| STATED PROBLEM |
Scan the data for "created" and copy the lines it appears in.

| SOURCE DATA |
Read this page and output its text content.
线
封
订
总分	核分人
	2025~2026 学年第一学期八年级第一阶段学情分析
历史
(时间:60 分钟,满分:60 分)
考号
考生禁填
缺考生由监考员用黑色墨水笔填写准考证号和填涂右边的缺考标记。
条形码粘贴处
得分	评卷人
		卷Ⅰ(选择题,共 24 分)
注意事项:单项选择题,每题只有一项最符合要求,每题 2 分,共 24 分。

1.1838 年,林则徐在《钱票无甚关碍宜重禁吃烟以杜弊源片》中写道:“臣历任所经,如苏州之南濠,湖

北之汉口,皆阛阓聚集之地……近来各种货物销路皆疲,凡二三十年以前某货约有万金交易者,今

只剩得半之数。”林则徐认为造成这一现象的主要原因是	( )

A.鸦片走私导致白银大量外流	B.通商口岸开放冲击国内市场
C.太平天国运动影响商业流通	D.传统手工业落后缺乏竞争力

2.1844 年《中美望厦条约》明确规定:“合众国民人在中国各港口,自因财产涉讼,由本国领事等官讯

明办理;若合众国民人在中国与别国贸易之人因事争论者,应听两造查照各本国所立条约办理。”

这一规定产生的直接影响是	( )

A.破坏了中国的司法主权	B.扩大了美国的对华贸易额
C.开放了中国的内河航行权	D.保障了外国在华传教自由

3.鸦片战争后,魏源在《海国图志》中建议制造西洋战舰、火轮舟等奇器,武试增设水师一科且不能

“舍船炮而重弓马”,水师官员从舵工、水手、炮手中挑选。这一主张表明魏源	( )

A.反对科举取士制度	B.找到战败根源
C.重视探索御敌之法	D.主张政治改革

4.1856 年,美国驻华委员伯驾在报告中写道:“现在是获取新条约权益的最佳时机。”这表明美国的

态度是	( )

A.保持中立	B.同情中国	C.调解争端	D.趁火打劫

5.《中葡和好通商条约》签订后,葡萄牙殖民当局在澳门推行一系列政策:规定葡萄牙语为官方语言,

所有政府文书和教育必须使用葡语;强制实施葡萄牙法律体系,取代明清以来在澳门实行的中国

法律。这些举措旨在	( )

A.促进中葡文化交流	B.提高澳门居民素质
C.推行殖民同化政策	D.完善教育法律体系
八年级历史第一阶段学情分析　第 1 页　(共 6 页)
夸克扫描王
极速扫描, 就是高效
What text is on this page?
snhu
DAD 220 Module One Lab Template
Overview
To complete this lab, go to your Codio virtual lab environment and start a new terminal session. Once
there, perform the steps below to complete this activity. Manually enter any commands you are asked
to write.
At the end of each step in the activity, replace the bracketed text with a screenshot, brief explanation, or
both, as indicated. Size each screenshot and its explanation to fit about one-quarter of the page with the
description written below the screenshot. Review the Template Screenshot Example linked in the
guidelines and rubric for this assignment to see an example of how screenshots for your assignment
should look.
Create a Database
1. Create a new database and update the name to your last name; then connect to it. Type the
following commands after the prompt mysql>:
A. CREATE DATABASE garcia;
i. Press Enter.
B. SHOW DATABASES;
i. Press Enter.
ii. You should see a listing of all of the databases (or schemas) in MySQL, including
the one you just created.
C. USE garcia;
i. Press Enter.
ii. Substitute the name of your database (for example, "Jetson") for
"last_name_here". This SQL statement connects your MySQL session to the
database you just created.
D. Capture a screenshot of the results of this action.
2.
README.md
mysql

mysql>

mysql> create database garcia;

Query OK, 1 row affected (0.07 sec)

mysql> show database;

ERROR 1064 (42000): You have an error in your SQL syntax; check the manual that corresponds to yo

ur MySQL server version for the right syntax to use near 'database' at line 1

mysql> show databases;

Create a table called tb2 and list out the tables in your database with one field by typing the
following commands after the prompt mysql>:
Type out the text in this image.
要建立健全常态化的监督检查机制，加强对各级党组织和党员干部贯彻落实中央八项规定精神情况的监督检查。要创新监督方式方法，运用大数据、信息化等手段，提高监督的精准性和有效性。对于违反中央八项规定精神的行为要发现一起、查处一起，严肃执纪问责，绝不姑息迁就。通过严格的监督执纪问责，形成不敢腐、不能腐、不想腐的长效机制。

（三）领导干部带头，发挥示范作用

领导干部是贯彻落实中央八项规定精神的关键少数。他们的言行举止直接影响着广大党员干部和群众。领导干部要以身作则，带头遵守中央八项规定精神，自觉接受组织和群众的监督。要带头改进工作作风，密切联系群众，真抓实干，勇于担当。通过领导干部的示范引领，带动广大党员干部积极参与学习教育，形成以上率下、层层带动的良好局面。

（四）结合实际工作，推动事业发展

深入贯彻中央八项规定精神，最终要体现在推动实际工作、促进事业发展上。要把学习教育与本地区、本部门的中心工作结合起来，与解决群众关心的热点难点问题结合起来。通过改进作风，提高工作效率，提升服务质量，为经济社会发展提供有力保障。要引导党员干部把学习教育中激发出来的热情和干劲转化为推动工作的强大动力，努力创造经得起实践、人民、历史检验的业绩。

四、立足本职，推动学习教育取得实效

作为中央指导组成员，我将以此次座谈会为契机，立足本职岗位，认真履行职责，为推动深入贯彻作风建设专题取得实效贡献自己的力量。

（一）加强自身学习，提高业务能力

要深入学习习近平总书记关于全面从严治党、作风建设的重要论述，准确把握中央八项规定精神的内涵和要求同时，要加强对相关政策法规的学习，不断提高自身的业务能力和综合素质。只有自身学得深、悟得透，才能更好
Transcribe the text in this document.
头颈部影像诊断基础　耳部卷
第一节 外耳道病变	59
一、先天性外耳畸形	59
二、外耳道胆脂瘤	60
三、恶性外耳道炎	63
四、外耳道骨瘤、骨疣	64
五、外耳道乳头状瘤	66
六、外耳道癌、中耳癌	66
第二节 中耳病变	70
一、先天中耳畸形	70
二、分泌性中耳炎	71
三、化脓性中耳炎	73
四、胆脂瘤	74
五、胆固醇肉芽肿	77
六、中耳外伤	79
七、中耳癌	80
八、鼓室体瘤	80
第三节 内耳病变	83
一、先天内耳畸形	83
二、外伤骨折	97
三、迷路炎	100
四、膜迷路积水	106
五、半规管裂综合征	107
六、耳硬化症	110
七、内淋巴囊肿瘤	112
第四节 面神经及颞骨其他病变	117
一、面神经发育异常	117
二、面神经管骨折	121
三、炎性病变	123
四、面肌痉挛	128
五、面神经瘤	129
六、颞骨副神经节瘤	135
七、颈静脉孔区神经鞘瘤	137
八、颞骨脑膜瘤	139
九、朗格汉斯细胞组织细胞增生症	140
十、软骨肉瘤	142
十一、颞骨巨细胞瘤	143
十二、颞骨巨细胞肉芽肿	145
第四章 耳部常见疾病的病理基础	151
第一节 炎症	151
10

| TASK ANSWER |
the one you just created.
database you just created.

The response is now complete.